DIRECTIONS
Every line below that includes "teleworm" counts toward the total. Report that total alone.

SOURCE MATERIAL
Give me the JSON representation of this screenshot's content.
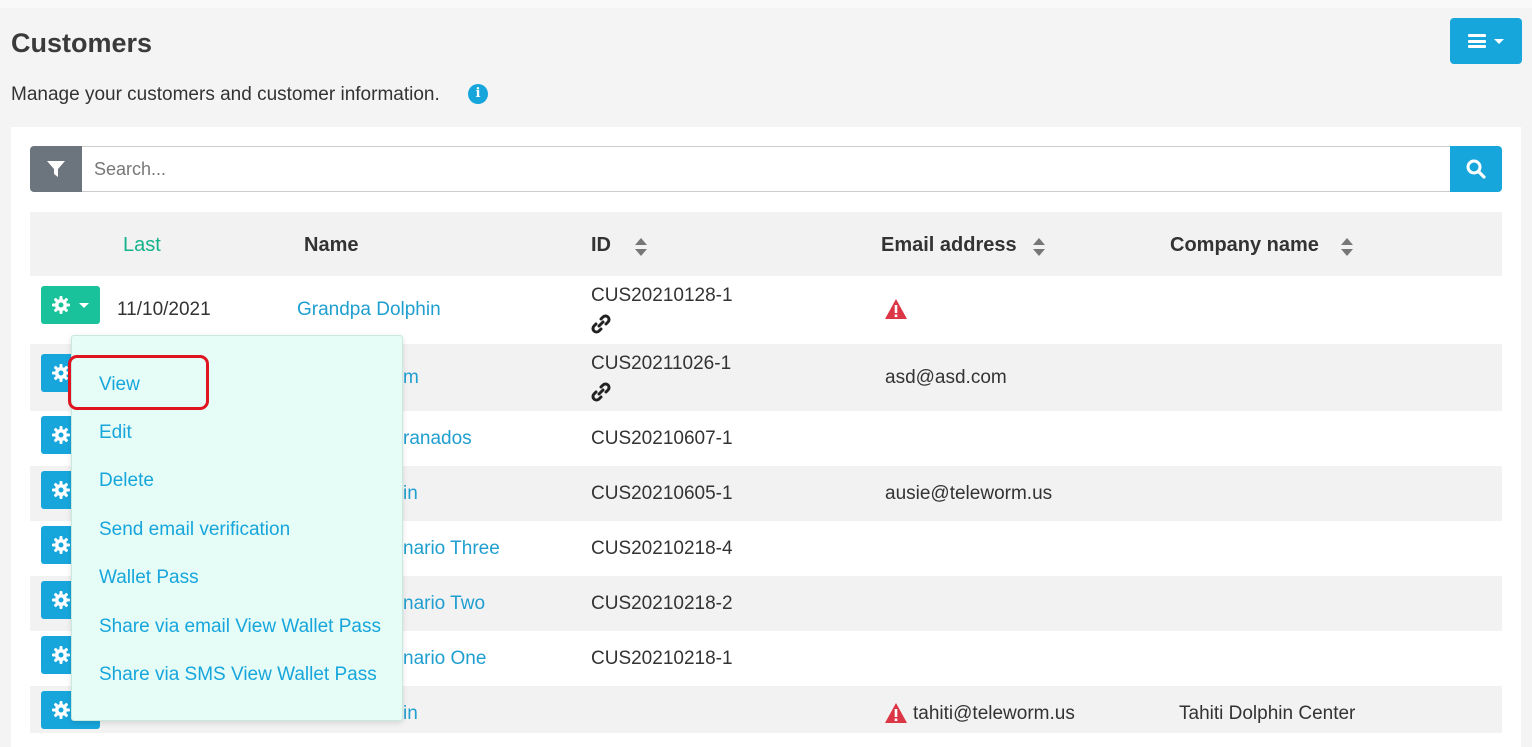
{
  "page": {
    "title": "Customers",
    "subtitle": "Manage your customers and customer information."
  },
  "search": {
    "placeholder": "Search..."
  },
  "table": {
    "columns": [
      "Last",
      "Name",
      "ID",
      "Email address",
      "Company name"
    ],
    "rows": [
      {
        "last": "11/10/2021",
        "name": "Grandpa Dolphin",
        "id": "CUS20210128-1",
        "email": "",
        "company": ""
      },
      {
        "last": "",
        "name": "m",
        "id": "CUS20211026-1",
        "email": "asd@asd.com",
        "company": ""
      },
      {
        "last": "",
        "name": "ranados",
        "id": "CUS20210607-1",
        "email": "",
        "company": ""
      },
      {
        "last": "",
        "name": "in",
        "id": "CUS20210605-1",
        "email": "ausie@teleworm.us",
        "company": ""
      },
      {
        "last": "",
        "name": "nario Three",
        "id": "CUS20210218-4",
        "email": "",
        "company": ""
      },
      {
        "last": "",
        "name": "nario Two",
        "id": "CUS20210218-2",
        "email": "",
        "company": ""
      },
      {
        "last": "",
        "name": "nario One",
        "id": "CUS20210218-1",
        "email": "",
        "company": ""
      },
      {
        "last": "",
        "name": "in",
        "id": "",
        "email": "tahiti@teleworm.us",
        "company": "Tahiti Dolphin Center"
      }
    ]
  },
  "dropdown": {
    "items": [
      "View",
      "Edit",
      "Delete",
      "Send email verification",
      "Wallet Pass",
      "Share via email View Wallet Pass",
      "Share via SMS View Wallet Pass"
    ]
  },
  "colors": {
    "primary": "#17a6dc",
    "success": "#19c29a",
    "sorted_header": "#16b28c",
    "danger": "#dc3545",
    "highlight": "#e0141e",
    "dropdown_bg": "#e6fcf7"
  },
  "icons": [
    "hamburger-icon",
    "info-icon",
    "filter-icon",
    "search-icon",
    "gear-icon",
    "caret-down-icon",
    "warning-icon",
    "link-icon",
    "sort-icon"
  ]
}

THE RESPONSE
2